--- Your objective ---
Find the lines with the string "asiinternational" and return them.

Data excerpts

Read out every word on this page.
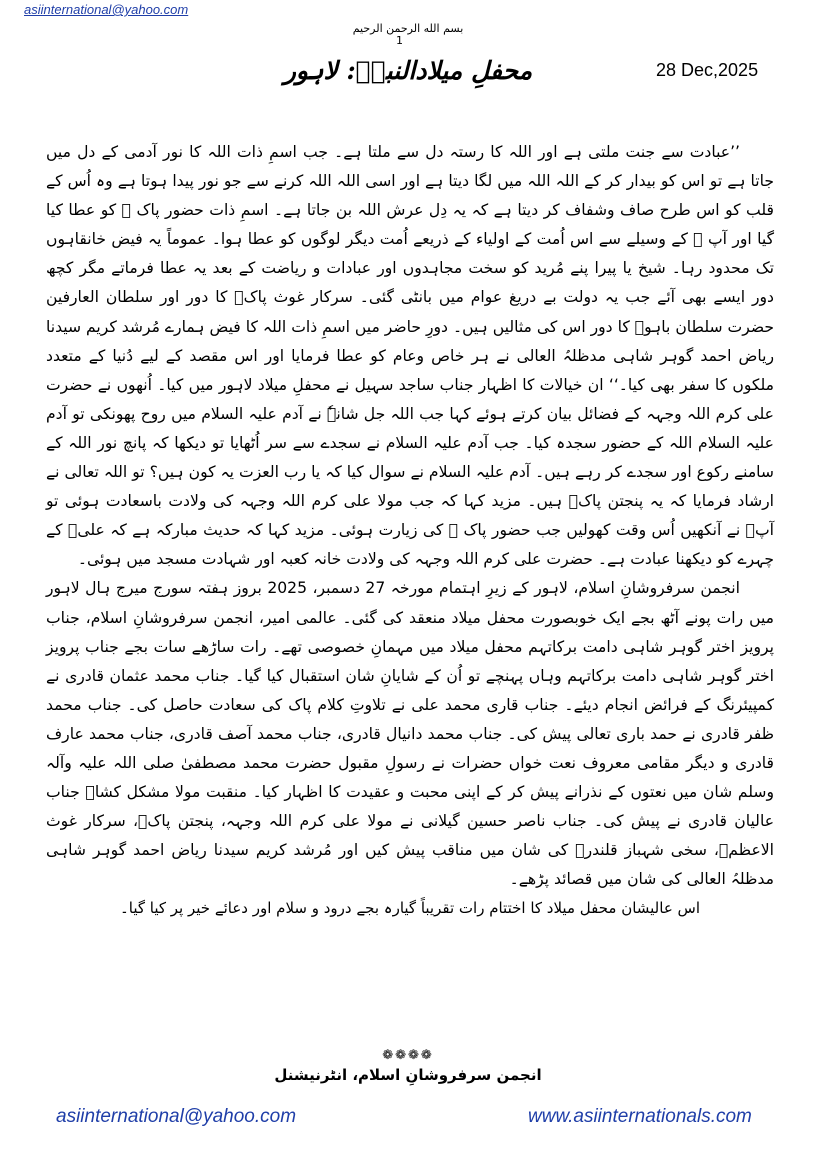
asiinternational@yahoo.com
بسم الله الرحمن الرحیم
1
28 Dec,2025
محفلِ میلادالنبیؐ: لاہور

’’عبادت سے جنت ملتی ہے اور اللہ کا رستہ دل سے ملتا ہے۔ جب اسمِ ذات اللہ کا نور آدمی کے دل میں جاتا ہے تو اس کو بیدار کر کے اللہ اللہ میں لگا دیتا ہے اور اسی اللہ اللہ کرنے سے جو نور پیدا ہوتا ہے وہ اُس کے قلب کو اس طرح صاف وشفاف کر دیتا ہے کہ یہ دِل عرش اللہ بن جاتا ہے۔ اسمِ ذات حضور پاک ﷺ کو عطا کیا گیا اور آپ ﷺ کے وسیلے سے اس اُمت کے اولیاء کے ذریعے اُمت دیگر لوگوں کو عطا ہوا۔ عموماً یہ فیض خانقاہوں تک محدود رہا۔ شیخ یا پیرا پنے مُرید کو سخت مجاہدوں اور عبادات و ریاضت کے بعد یہ عطا فرماتے مگر کچھ دور ایسے بھی آئے جب یہ دولت بے دریغ عوام میں بانٹی گئی۔ سرکار غوث پاکؓ کا دور اور سلطان العارفین حضرت سلطان باہوؒ کا دور اس کی مثالیں ہیں۔ دورِ حاضر میں اسمِ ذات اللہ کا فیض ہمارے مُرشد کریم سیدنا ریاض احمد گوہر شاہی مدظلہُ العالی نے ہر خاص وعام کو عطا فرمایا اور اس مقصد کے لیے دُنیا کے متعدد ملکوں کا سفر بھی کیا۔‘‘ ان خیالات کا اظہار جناب ساجد سہیل نے محفلِ میلاد لاہور میں کیا۔ اُنھوں نے حضرت علی کرم اللہ وجہہ کے فضائل بیان کرتے ہوئے کہا جب اللہ جل شانہٗ نے آدم علیہ السلام میں روح پھونکی تو آدم علیہ السلام اللہ کے حضور سجدہ کیا۔ جب آدم علیہ السلام نے سجدے سے سر اُٹھایا تو دیکھا کہ پانچ نور اللہ کے سامنے رکوع اور سجدے کر رہے ہیں۔ آدم علیہ السلام نے سوال کیا کہ یا رب العزت یہ کون ہیں؟ تو اللہ تعالی نے ارشاد فرمایا کہ یہ پنجتن پاکؑ ہیں۔ مزید کہا کہ جب مولا علی کرم اللہ وجہہ کی ولادت باسعادت ہوئی تو آپؑ نے آنکھیں اُس وقت کھولیں جب حضور پاک ﷺ کی زیارت ہوئی۔ مزید کہا کہ حدیث مبارکہ ہے کہ علیؑ کے چہرے کو دیکھنا عبادت ہے۔ حضرت علی کرم اللہ وجہہ کی ولادت خانہ کعبہ اور شہادت مسجد میں ہوئی۔

انجمن سرفروشانِ اسلام، لاہور کے زیرِ اہتمام مورخہ 27 دسمبر، 2025 بروز ہفتہ سورج میرج ہال لاہور میں رات پونے آٹھ بجے ایک خوبصورت محفل میلاد منعقد کی گئی۔ عالمی امیر، انجمن سرفروشانِ اسلام، جناب پرویز اختر گوہر شاہی دامت برکاتہم محفل میلاد میں مہمانِ خصوصی تھے۔ رات ساڑھے سات بجے جناب پرویز اختر گوہر شاہی دامت برکاتہم وہاں پہنچے تو اُن کے شایانِ شان استقبال کیا گیا۔ جناب محمد عثمان قادری نے کمپیئرنگ کے فرائض انجام دیئے۔ جناب قاری محمد علی نے تلاوتِ کلام پاک کی سعادت حاصل کی۔ جناب محمد ظفر قادری نے حمد باری تعالی پیش کی۔ جناب محمد دانیال قادری، جناب محمد آصف قادری، جناب محمد عارف قادری و دیگر مقامی معروف نعت خواں حضرات نے رسولِ مقبول حضرت محمد مصطفیٰ صلی اللہ علیہ وآلہ وسلم شان میں نعتوں کے نذرانے پیش کر کے اپنی محبت و عقیدت کا اظہار کیا۔ منقبت مولا مشکل کشاؓ جناب عالیان قادری نے پیش کی۔ جناب ناصر حسین گیلانی نے مولا علی کرم اللہ وجہہ، پنجتن پاکؑ، سرکار غوث الاعظمؓ، سخی شہباز قلندرؒ کی شان میں مناقب پیش کیں اور مُرشد کریم سیدنا ریاض احمد گوہر شاہی مدظلہُ العالی کی شان میں قصائد پڑھے۔

اس عالیشان محفل میلاد کا اختتام رات تقریباً گیارہ بجے درود و سلام اور دعائے خیر پر کیا گیا۔

❁❁❁❁
انجمن سرفروشانِ اسلام، انٹرنیشنل
asiinternational@yahoo.com	www.asiinternationals.com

--- Exercise result ---
asiinternational@yahoo.com
asiinternational@yahoo.com	www.asiinternationals.com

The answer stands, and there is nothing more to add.